* Entries from a dataset:
------------------------------------------------------------
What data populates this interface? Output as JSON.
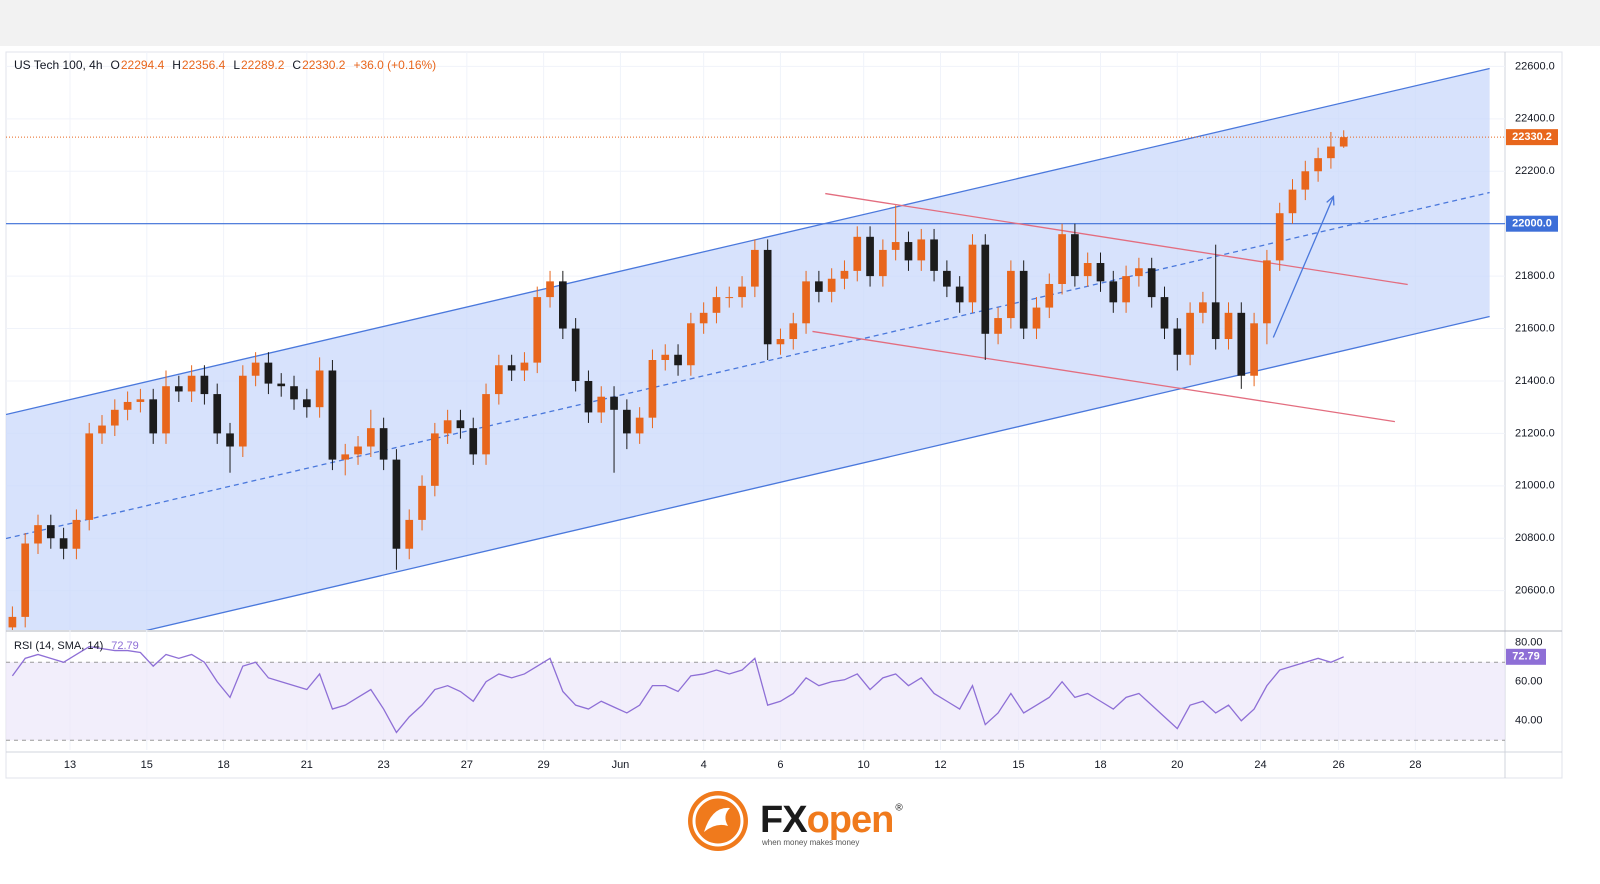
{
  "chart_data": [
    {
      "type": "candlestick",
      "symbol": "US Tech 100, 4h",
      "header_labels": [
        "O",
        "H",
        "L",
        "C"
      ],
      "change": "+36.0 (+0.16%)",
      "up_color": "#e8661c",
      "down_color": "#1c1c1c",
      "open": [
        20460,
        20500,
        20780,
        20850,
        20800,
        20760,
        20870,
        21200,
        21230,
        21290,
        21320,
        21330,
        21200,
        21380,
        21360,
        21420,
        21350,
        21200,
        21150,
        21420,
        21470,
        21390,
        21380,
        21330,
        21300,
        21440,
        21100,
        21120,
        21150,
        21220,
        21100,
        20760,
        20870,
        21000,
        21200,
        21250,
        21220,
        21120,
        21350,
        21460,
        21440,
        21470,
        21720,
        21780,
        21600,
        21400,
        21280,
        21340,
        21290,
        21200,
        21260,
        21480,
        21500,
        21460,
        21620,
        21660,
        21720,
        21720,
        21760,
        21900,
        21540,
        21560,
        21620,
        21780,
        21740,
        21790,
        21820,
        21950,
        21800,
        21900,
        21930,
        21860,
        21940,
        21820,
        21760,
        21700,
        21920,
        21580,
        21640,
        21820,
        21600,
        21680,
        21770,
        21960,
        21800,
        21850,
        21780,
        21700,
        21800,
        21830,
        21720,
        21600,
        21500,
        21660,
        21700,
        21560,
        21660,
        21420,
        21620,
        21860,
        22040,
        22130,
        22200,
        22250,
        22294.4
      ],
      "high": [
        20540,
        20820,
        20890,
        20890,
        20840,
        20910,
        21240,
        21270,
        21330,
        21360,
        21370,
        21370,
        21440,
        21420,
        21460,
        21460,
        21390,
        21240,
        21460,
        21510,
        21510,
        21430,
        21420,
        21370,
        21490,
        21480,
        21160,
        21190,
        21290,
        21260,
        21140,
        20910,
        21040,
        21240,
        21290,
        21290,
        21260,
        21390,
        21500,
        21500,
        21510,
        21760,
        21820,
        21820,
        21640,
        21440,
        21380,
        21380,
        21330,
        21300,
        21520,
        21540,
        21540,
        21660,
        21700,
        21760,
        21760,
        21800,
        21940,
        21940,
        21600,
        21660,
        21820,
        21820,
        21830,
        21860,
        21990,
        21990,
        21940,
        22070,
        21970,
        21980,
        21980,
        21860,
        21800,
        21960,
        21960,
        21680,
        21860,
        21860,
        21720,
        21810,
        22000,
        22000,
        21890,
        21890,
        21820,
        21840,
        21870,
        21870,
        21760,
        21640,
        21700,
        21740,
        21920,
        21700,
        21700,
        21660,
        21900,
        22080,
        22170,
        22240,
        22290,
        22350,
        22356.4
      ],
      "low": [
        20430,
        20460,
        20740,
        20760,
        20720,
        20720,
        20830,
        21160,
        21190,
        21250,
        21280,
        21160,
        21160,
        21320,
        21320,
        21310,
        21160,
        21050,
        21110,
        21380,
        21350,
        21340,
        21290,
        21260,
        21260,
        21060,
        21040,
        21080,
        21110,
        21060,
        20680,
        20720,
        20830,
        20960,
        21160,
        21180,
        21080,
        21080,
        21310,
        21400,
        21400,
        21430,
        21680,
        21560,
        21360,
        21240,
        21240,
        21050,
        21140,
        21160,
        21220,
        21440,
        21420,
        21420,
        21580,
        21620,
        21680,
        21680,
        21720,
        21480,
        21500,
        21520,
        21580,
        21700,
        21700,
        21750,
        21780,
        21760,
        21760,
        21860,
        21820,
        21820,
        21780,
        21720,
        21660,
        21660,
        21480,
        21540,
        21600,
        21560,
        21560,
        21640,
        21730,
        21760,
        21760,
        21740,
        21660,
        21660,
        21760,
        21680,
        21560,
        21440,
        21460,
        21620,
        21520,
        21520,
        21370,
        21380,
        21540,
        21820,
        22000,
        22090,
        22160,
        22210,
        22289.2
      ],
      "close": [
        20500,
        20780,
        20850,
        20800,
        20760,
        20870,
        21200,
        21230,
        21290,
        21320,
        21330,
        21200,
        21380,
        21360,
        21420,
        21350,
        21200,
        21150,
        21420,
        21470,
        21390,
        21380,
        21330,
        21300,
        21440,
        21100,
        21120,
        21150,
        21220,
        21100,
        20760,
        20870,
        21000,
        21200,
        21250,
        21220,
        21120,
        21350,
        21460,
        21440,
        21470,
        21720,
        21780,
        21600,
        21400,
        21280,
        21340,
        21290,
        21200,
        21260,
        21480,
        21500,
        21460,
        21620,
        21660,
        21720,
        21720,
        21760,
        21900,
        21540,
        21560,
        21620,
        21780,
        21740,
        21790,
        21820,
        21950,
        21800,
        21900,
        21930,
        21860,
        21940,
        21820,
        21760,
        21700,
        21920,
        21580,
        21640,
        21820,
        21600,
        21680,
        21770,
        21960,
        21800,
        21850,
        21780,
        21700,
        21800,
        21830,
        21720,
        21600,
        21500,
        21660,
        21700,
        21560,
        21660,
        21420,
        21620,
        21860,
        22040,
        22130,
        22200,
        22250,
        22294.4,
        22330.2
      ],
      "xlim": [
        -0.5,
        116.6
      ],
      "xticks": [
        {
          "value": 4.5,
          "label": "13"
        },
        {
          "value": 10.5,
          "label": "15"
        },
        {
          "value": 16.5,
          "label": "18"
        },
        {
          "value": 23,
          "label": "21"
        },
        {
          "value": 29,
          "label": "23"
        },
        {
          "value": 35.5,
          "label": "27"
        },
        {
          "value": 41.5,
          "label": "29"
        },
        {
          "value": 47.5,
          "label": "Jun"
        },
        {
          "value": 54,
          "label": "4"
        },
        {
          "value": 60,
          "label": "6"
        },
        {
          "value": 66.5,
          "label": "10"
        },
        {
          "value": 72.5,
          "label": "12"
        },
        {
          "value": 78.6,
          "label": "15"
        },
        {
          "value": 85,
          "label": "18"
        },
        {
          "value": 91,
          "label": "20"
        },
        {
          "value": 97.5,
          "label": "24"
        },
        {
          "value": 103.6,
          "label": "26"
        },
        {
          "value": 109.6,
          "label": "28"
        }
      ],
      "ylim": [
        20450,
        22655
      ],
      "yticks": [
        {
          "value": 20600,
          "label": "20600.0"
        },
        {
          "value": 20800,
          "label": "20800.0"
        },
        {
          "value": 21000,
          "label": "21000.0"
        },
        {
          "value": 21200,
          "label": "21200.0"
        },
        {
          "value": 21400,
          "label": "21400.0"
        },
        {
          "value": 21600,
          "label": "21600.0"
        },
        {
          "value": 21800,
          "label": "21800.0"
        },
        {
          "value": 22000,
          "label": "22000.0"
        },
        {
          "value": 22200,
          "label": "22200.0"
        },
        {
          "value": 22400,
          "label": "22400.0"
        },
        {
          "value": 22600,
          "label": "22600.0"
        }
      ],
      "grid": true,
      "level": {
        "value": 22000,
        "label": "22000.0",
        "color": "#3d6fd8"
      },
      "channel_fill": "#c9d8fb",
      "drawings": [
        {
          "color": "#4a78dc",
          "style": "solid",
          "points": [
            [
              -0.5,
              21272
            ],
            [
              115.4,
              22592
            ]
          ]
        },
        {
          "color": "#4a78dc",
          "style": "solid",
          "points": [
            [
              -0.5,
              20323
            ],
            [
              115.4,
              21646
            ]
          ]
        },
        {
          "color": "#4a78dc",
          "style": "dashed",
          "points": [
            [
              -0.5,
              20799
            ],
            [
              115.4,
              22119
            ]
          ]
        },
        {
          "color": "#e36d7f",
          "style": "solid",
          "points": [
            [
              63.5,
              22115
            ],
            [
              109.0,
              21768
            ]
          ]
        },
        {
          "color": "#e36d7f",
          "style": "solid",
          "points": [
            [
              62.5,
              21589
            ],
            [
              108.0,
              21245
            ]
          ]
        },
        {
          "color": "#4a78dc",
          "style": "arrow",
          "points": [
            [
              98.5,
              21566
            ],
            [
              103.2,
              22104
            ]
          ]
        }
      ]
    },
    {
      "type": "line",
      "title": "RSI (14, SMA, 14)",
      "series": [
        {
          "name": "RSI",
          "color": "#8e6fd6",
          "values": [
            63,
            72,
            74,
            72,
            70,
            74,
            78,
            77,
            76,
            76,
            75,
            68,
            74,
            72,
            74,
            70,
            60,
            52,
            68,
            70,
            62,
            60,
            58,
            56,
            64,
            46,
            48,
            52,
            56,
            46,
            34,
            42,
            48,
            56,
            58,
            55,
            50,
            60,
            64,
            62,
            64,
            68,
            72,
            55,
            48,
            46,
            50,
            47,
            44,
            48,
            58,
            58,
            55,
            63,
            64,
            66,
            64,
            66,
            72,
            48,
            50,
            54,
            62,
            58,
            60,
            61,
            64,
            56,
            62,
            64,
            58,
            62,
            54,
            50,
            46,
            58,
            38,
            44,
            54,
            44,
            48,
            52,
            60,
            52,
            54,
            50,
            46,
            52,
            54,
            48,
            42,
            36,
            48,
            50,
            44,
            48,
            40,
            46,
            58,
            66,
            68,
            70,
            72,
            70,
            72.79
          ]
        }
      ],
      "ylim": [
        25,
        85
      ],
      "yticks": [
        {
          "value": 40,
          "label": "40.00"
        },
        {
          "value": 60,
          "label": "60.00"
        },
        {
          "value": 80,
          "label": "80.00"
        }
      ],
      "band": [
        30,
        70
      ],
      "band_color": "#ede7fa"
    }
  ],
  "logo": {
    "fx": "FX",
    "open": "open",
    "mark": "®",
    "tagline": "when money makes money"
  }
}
------------------------------------------------------------
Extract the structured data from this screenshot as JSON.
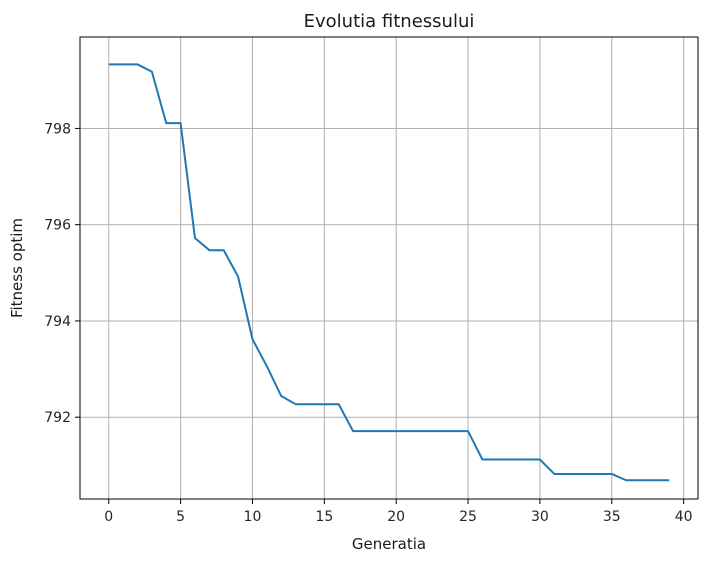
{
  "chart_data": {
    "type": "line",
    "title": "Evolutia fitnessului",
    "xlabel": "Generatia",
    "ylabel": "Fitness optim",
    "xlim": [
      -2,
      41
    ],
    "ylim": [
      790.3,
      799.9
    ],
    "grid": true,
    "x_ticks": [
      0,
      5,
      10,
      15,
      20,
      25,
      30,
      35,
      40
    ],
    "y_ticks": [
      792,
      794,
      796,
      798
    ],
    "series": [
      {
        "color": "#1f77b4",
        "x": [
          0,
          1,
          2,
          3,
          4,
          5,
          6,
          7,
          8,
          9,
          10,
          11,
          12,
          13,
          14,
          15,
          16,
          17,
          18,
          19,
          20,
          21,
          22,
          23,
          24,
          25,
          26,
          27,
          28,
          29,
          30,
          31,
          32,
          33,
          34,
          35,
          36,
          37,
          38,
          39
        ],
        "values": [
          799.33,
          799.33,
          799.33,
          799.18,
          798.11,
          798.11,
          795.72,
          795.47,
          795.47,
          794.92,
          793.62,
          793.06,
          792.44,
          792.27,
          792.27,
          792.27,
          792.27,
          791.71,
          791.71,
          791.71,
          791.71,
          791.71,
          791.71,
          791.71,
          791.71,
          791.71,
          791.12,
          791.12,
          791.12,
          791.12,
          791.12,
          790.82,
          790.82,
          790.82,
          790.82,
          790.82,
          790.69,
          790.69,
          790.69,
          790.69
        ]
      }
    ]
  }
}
------------------------------------------------------------
* JOB:
Report how many lines of the records above contain the word "this", and give only that number.

* TASK OUTPUT:
2